— REQUIREMENT —
Return the records exactly as they are.

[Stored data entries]
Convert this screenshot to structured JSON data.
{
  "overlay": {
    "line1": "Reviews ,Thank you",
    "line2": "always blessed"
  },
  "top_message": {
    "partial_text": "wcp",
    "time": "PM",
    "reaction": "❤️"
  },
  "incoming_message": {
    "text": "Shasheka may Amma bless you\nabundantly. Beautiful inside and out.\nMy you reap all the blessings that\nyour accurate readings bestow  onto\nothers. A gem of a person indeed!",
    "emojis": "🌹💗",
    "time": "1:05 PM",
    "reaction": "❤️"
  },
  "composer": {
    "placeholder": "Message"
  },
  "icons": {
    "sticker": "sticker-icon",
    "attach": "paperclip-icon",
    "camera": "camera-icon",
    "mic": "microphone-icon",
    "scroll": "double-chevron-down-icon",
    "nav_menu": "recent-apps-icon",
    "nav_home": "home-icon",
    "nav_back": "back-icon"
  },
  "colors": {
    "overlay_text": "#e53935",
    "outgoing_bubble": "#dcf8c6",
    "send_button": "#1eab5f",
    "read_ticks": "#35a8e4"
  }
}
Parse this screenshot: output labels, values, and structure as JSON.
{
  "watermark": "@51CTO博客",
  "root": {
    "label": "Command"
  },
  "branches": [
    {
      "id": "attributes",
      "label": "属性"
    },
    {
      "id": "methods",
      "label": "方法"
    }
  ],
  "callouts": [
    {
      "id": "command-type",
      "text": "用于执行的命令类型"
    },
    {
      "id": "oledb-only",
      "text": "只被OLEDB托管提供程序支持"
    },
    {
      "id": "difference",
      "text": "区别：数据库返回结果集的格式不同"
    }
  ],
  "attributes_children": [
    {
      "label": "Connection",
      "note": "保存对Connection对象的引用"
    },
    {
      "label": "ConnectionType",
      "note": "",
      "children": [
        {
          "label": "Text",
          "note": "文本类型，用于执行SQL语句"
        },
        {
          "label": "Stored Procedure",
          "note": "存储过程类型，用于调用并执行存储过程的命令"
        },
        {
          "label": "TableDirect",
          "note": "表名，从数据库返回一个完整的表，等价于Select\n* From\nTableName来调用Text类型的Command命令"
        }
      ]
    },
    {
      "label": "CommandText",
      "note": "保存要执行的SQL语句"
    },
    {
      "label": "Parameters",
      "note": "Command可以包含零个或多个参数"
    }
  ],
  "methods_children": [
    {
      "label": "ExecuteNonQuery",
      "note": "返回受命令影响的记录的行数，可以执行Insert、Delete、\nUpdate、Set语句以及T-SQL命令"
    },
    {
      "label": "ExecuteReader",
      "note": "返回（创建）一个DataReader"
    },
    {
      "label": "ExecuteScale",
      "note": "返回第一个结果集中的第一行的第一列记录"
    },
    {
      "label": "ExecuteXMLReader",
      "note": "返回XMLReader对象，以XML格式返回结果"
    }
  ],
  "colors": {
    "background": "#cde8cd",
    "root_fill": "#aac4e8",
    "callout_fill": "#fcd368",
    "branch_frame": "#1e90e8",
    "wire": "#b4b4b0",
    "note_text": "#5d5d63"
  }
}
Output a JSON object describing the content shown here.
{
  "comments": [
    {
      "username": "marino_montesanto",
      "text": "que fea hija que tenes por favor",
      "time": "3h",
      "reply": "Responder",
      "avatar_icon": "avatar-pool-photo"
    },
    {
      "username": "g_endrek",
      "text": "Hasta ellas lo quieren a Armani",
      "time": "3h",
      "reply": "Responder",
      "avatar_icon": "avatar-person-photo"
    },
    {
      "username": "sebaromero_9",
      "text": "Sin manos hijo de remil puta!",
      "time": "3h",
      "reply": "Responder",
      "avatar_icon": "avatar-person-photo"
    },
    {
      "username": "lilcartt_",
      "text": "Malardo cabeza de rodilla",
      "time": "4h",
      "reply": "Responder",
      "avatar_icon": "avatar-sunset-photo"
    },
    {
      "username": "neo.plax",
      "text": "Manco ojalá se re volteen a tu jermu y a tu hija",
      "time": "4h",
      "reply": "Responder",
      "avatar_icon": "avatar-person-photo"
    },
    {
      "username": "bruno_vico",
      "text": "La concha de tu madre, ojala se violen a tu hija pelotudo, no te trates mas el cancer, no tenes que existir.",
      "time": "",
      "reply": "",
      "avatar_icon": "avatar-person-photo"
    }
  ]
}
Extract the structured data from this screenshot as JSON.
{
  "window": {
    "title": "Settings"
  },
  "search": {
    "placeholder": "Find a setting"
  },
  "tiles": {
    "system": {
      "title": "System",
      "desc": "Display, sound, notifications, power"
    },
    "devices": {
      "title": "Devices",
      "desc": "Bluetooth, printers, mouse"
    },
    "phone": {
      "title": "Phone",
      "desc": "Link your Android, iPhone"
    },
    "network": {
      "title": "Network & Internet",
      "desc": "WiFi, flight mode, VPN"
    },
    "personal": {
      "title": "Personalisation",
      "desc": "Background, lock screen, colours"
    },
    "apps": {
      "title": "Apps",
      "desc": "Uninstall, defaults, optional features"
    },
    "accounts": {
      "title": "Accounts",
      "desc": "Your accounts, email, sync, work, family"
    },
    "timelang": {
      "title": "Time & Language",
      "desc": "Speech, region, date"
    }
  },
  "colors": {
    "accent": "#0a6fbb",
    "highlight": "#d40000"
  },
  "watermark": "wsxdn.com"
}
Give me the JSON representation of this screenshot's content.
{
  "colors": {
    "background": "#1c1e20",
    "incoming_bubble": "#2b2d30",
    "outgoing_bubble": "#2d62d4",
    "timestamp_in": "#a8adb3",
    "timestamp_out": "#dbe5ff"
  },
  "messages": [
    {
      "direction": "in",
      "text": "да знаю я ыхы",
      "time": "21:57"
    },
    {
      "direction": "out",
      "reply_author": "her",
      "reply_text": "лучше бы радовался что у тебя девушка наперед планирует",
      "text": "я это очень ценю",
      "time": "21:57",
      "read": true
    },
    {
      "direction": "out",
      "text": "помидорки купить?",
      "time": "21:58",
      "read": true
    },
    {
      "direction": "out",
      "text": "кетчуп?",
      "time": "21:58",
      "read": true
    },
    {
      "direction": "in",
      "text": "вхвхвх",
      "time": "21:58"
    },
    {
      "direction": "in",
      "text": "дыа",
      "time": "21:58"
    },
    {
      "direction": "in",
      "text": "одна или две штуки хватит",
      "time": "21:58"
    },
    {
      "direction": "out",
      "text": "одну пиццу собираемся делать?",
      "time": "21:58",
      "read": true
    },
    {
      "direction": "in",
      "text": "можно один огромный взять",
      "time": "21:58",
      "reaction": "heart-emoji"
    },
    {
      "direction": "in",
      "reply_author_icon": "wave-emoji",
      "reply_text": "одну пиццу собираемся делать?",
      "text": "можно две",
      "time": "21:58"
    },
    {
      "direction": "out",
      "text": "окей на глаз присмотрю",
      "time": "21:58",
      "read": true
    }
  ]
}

— OUTPUT FOR THIS TASK —
Convert this screenshot to structured JSON data.
{
  "overlay": {
    "line1": "Reviews ,Thank you",
    "line2": "always blessed"
  },
  "top_message": {
    "partial_text": "wcp",
    "time": "PM",
    "reaction": "❤️"
  },
  "incoming_message": {
    "text": "Shasheka may Amma bless you\nabundantly. Beautiful inside and out.\nMy you reap all the blessings that\nyour accurate readings bestow  onto\nothers. A gem of a person indeed!",
    "emojis": "🌹💗",
    "time": "1:05 PM",
    "reaction": "❤️"
  },
  "composer": {
    "placeholder": "Message"
  },
  "icons": {
    "sticker": "sticker-icon",
    "attach": "paperclip-icon",
    "camera": "camera-icon",
    "mic": "microphone-icon",
    "scroll": "double-chevron-down-icon",
    "nav_menu": "recent-apps-icon",
    "nav_home": "home-icon",
    "nav_back": "back-icon"
  },
  "colors": {
    "overlay_text": "#e53935",
    "outgoing_bubble": "#dcf8c6",
    "send_button": "#1eab5f",
    "read_ticks": "#35a8e4"
  }
}
Parse this screenshot: output labels, values, and structure as JSON.
{
  "watermark": "@51CTO博客",
  "root": {
    "label": "Command"
  },
  "branches": [
    {
      "id": "attributes",
      "label": "属性"
    },
    {
      "id": "methods",
      "label": "方法"
    }
  ],
  "callouts": [
    {
      "id": "command-type",
      "text": "用于执行的命令类型"
    },
    {
      "id": "oledb-only",
      "text": "只被OLEDB托管提供程序支持"
    },
    {
      "id": "difference",
      "text": "区别：数据库返回结果集的格式不同"
    }
  ],
  "attributes_children": [
    {
      "label": "Connection",
      "note": "保存对Connection对象的引用"
    },
    {
      "label": "ConnectionType",
      "note": "",
      "children": [
        {
          "label": "Text",
          "note": "文本类型，用于执行SQL语句"
        },
        {
          "label": "Stored Procedure",
          "note": "存储过程类型，用于调用并执行存储过程的命令"
        },
        {
          "label": "TableDirect",
          "note": "表名，从数据库返回一个完整的表，等价于Select\n* From\nTableName来调用Text类型的Command命令"
        }
      ]
    },
    {
      "label": "CommandText",
      "note": "保存要执行的SQL语句"
    },
    {
      "label": "Parameters",
      "note": "Command可以包含零个或多个参数"
    }
  ],
  "methods_children": [
    {
      "label": "ExecuteNonQuery",
      "note": "返回受命令影响的记录的行数，可以执行Insert、Delete、\nUpdate、Set语句以及T-SQL命令"
    },
    {
      "label": "ExecuteReader",
      "note": "返回（创建）一个DataReader"
    },
    {
      "label": "ExecuteScale",
      "note": "返回第一个结果集中的第一行的第一列记录"
    },
    {
      "label": "ExecuteXMLReader",
      "note": "返回XMLReader对象，以XML格式返回结果"
    }
  ],
  "colors": {
    "background": "#cde8cd",
    "root_fill": "#aac4e8",
    "callout_fill": "#fcd368",
    "branch_frame": "#1e90e8",
    "wire": "#b4b4b0",
    "note_text": "#5d5d63"
  }
}
Output a JSON object describing the content shown here.
{
  "comments": [
    {
      "username": "marino_montesanto",
      "text": "que fea hija que tenes por favor",
      "time": "3h",
      "reply": "Responder",
      "avatar_icon": "avatar-pool-photo"
    },
    {
      "username": "g_endrek",
      "text": "Hasta ellas lo quieren a Armani",
      "time": "3h",
      "reply": "Responder",
      "avatar_icon": "avatar-person-photo"
    },
    {
      "username": "sebaromero_9",
      "text": "Sin manos hijo de remil puta!",
      "time": "3h",
      "reply": "Responder",
      "avatar_icon": "avatar-person-photo"
    },
    {
      "username": "lilcartt_",
      "text": "Malardo cabeza de rodilla",
      "time": "4h",
      "reply": "Responder",
      "avatar_icon": "avatar-sunset-photo"
    },
    {
      "username": "neo.plax",
      "text": "Manco ojalá se re volteen a tu jermu y a tu hija",
      "time": "4h",
      "reply": "Responder",
      "avatar_icon": "avatar-person-photo"
    },
    {
      "username": "bruno_vico",
      "text": "La concha de tu madre, ojala se violen a tu hija pelotudo, no te trates mas el cancer, no tenes que existir.",
      "time": "",
      "reply": "",
      "avatar_icon": "avatar-person-photo"
    }
  ]
}
Extract the structured data from this screenshot as JSON.
{
  "window": {
    "title": "Settings"
  },
  "search": {
    "placeholder": "Find a setting"
  },
  "tiles": {
    "system": {
      "title": "System",
      "desc": "Display, sound, notifications, power"
    },
    "devices": {
      "title": "Devices",
      "desc": "Bluetooth, printers, mouse"
    },
    "phone": {
      "title": "Phone",
      "desc": "Link your Android, iPhone"
    },
    "network": {
      "title": "Network & Internet",
      "desc": "WiFi, flight mode, VPN"
    },
    "personal": {
      "title": "Personalisation",
      "desc": "Background, lock screen, colours"
    },
    "apps": {
      "title": "Apps",
      "desc": "Uninstall, defaults, optional features"
    },
    "accounts": {
      "title": "Accounts",
      "desc": "Your accounts, email, sync, work, family"
    },
    "timelang": {
      "title": "Time & Language",
      "desc": "Speech, region, date"
    }
  },
  "colors": {
    "accent": "#0a6fbb",
    "highlight": "#d40000"
  },
  "watermark": "wsxdn.com"
}
Give me the JSON representation of this screenshot's content.
{
  "colors": {
    "background": "#1c1e20",
    "incoming_bubble": "#2b2d30",
    "outgoing_bubble": "#2d62d4",
    "timestamp_in": "#a8adb3",
    "timestamp_out": "#dbe5ff"
  },
  "messages": [
    {
      "direction": "in",
      "text": "да знаю я ыхы",
      "time": "21:57"
    },
    {
      "direction": "out",
      "reply_author": "her",
      "reply_text": "лучше бы радовался что у тебя девушка наперед планирует",
      "text": "я это очень ценю",
      "time": "21:57",
      "read": true
    },
    {
      "direction": "out",
      "text": "помидорки купить?",
      "time": "21:58",
      "read": true
    },
    {
      "direction": "out",
      "text": "кетчуп?",
      "time": "21:58",
      "read": true
    },
    {
      "direction": "in",
      "text": "вхвхвх",
      "time": "21:58"
    },
    {
      "direction": "in",
      "text": "дыа",
      "time": "21:58"
    },
    {
      "direction": "in",
      "text": "одна или две штуки хватит",
      "time": "21:58"
    },
    {
      "direction": "out",
      "text": "одну пиццу собираемся делать?",
      "time": "21:58",
      "read": true
    },
    {
      "direction": "in",
      "text": "можно один огромный взять",
      "time": "21:58",
      "reaction": "heart-emoji"
    },
    {
      "direction": "in",
      "reply_author_icon": "wave-emoji",
      "reply_text": "одну пиццу собираемся делать?",
      "text": "можно две",
      "time": "21:58"
    },
    {
      "direction": "out",
      "text": "окей на глаз присмотрю",
      "time": "21:58",
      "read": true
    }
  ]
}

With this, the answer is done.